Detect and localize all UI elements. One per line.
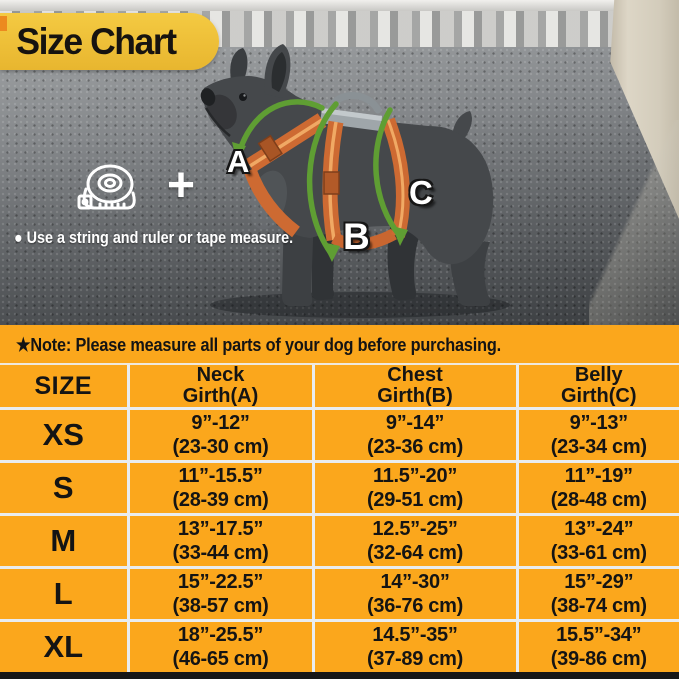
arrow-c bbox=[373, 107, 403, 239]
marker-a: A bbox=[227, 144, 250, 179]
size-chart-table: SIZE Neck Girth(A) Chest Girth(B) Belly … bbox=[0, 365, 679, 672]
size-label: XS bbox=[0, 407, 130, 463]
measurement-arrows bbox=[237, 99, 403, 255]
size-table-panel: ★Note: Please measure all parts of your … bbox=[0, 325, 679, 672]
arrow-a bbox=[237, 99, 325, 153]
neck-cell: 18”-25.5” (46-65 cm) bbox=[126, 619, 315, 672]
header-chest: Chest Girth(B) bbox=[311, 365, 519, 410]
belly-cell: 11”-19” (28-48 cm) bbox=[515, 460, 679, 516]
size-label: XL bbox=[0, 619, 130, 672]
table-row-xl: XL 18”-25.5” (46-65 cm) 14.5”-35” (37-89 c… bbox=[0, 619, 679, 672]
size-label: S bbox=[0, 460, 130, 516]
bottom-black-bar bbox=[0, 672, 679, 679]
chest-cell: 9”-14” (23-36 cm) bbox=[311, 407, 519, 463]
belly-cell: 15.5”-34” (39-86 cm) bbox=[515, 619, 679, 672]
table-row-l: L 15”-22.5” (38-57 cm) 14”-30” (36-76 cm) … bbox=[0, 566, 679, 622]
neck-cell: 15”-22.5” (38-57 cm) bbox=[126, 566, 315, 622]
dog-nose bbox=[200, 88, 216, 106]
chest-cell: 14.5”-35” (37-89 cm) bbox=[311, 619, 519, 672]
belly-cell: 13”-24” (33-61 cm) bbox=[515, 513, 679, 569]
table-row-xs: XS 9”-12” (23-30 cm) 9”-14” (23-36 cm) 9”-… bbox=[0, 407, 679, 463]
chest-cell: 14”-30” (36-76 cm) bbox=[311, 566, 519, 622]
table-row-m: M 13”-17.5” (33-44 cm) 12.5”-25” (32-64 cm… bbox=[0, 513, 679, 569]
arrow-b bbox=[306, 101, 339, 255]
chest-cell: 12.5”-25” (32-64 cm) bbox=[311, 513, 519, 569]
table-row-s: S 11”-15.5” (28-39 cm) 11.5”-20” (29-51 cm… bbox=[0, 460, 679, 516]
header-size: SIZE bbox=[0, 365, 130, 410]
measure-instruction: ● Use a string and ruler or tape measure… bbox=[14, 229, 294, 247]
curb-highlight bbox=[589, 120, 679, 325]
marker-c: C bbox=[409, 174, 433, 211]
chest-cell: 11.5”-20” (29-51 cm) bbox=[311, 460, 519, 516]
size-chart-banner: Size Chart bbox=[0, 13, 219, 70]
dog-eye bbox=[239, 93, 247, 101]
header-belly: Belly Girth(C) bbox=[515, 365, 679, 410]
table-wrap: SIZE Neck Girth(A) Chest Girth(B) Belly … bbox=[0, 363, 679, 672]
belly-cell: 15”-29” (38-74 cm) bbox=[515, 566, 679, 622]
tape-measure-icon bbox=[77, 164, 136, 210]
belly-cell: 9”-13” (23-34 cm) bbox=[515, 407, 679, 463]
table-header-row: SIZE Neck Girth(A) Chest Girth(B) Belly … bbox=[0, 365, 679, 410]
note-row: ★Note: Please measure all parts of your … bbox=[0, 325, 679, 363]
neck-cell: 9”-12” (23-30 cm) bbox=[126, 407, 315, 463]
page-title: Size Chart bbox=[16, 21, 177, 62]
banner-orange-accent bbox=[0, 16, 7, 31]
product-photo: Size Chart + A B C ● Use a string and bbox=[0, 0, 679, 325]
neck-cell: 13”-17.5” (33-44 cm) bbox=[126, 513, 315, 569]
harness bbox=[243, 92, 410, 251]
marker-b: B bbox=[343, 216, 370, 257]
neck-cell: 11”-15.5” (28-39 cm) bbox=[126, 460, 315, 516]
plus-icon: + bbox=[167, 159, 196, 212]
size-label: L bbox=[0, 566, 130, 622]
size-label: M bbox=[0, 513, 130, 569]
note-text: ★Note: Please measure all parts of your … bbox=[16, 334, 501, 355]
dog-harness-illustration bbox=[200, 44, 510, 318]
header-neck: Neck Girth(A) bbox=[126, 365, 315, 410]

□ □ □ □ □ □ □

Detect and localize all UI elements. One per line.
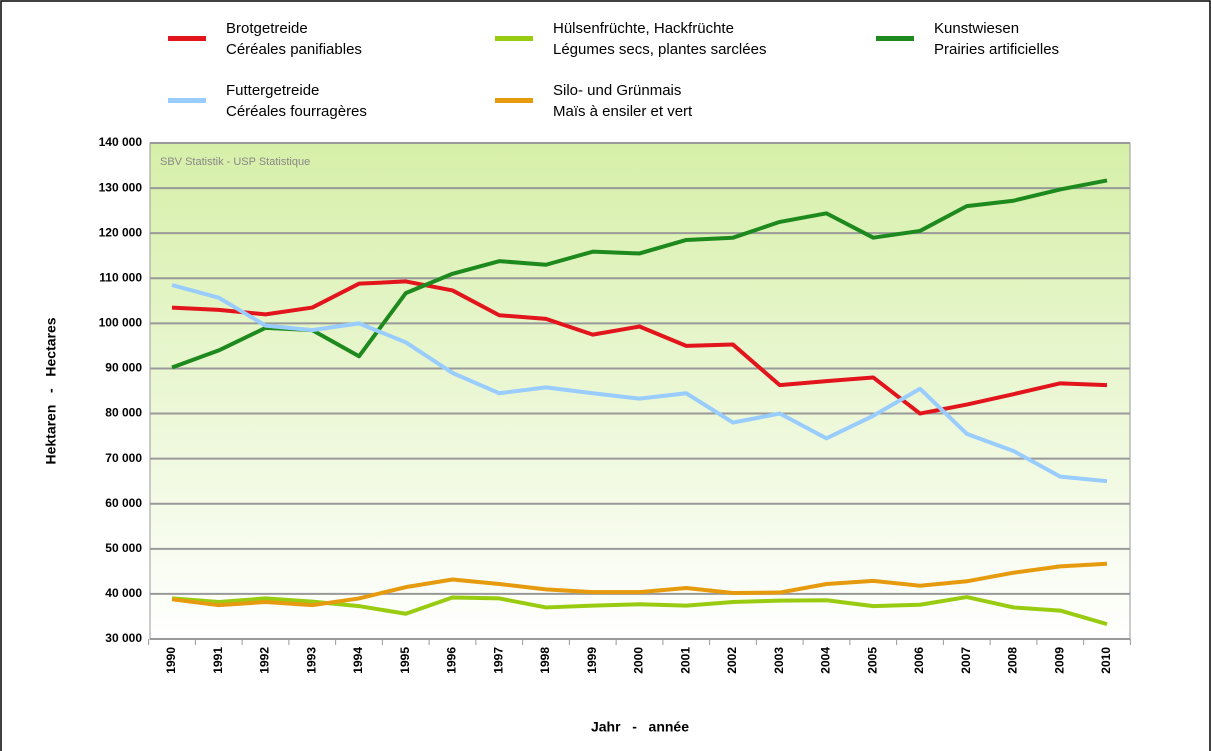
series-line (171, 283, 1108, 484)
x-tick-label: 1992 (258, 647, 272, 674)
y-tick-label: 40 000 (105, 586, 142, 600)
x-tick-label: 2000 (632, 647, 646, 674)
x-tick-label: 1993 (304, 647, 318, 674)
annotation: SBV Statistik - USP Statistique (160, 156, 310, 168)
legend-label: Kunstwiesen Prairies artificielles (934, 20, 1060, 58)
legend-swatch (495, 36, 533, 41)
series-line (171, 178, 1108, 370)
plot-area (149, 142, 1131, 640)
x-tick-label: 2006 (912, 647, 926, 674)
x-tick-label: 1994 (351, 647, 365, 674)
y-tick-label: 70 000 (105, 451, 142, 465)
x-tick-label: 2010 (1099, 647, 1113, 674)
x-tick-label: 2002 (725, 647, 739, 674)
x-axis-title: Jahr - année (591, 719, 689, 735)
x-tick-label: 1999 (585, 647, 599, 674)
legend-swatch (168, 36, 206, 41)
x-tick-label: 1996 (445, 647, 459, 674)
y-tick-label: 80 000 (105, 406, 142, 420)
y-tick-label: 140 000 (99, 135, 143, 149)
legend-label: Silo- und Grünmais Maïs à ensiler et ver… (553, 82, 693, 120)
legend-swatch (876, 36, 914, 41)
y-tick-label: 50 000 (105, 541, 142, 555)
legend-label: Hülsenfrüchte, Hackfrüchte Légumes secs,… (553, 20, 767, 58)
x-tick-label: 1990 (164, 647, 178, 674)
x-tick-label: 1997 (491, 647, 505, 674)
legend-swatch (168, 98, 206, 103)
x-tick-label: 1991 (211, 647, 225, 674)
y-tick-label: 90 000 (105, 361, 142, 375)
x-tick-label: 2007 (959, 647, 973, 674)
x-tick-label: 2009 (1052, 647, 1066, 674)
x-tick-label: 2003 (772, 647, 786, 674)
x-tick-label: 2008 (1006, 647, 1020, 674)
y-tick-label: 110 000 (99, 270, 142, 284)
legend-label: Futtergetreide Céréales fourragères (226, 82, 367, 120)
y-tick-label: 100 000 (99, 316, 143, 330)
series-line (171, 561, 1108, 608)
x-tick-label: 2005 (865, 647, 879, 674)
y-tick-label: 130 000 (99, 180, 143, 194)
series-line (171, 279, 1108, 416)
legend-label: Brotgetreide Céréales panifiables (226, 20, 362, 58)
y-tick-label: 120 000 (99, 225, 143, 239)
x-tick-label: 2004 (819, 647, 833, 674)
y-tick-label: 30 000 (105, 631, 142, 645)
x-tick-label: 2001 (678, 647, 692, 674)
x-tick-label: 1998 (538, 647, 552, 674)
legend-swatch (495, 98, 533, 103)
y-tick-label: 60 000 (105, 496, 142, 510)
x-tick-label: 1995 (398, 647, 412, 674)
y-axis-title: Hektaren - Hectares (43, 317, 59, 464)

□ □ □ □ □ □ □

**What the task asks**
Reproduce the part of the listing that opens with the line containing "series-line (171, 283, 1108, 484)" and closes with the line containing "y-axis-title: Hektaren - Hectares", both included.

**Finished answer**
series-line (171, 283, 1108, 484)
x-tick-label: 1992 (258, 647, 272, 674)
y-tick-label: 40 000 (105, 586, 142, 600)
x-tick-label: 2000 (632, 647, 646, 674)
x-tick-label: 1993 (304, 647, 318, 674)
annotation: SBV Statistik - USP Statistique (160, 156, 310, 168)
legend-label: Kunstwiesen Prairies artificielles (934, 20, 1060, 58)
legend-swatch (495, 36, 533, 41)
series-line (171, 178, 1108, 370)
plot-area (149, 142, 1131, 640)
x-tick-label: 2006 (912, 647, 926, 674)
x-tick-label: 1994 (351, 647, 365, 674)
y-tick-label: 70 000 (105, 451, 142, 465)
x-tick-label: 2010 (1099, 647, 1113, 674)
x-tick-label: 2002 (725, 647, 739, 674)
x-axis-title: Jahr - année (591, 719, 689, 735)
x-tick-label: 1999 (585, 647, 599, 674)
legend-swatch (168, 36, 206, 41)
x-tick-label: 1996 (445, 647, 459, 674)
y-tick-label: 80 000 (105, 406, 142, 420)
y-tick-label: 140 000 (99, 135, 143, 149)
legend-label: Silo- und Grünmais Maïs à ensiler et ver… (553, 82, 693, 120)
legend-swatch (876, 36, 914, 41)
y-tick-label: 50 000 (105, 541, 142, 555)
legend-label: Hülsenfrüchte, Hackfrüchte Légumes secs,… (553, 20, 767, 58)
x-tick-label: 1990 (164, 647, 178, 674)
x-tick-label: 1997 (491, 647, 505, 674)
legend-swatch (168, 98, 206, 103)
x-tick-label: 1991 (211, 647, 225, 674)
y-tick-label: 90 000 (105, 361, 142, 375)
x-tick-label: 2007 (959, 647, 973, 674)
x-tick-label: 2009 (1052, 647, 1066, 674)
x-tick-label: 2003 (772, 647, 786, 674)
x-tick-label: 2008 (1006, 647, 1020, 674)
y-tick-label: 110 000 (99, 270, 142, 284)
legend-label: Futtergetreide Céréales fourragères (226, 82, 367, 120)
y-tick-label: 100 000 (99, 316, 143, 330)
series-line (171, 561, 1108, 608)
x-tick-label: 2005 (865, 647, 879, 674)
y-tick-label: 130 000 (99, 180, 143, 194)
series-line (171, 279, 1108, 416)
legend-label: Brotgetreide Céréales panifiables (226, 20, 362, 58)
y-tick-label: 120 000 (99, 225, 143, 239)
x-tick-label: 2004 (819, 647, 833, 674)
y-tick-label: 30 000 (105, 631, 142, 645)
x-tick-label: 2001 (678, 647, 692, 674)
x-tick-label: 1998 (538, 647, 552, 674)
legend-swatch (495, 98, 533, 103)
y-tick-label: 60 000 (105, 496, 142, 510)
x-tick-label: 1995 (398, 647, 412, 674)
y-axis-title: Hektaren - Hectares (43, 317, 59, 464)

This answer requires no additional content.